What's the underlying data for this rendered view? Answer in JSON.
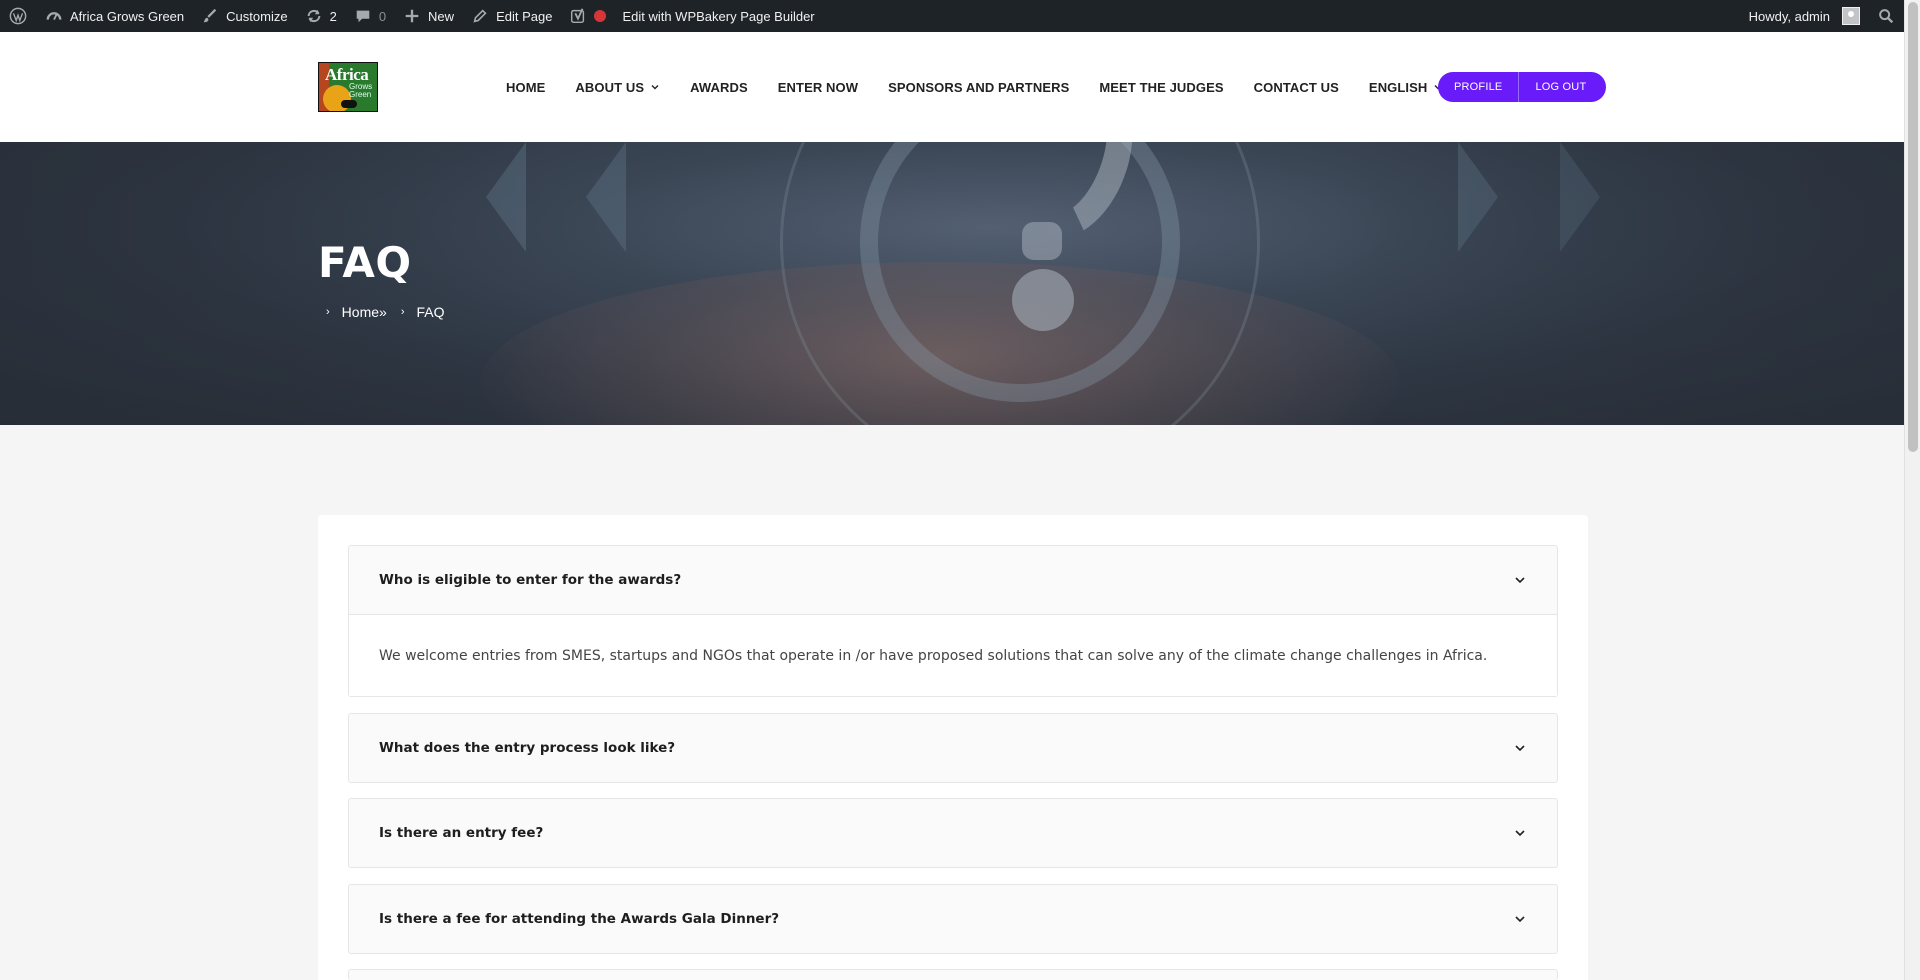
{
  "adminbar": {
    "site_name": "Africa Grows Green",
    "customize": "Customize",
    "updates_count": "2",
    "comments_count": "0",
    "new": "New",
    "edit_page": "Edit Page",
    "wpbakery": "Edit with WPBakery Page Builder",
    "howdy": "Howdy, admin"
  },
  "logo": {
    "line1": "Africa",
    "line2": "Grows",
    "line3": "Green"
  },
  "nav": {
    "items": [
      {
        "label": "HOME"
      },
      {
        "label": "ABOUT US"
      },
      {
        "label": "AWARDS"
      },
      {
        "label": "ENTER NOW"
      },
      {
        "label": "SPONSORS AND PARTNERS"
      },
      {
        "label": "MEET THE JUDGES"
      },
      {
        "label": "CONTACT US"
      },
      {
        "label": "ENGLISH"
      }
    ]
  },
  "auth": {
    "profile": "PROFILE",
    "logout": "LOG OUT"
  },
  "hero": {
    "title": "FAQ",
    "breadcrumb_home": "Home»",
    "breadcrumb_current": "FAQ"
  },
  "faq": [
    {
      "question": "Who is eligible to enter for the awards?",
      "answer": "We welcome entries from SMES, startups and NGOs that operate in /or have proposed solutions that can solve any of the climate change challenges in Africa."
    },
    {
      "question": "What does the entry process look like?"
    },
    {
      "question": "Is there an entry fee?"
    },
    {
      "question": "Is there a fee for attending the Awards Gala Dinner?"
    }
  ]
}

■ Exercise task:
Using the listing, copy every line where the word "there" shows up.

■ Full solution:
      "question": "Is there an entry fee?"
      "question": "Is there a fee for attending the Awards Gala Dinner?"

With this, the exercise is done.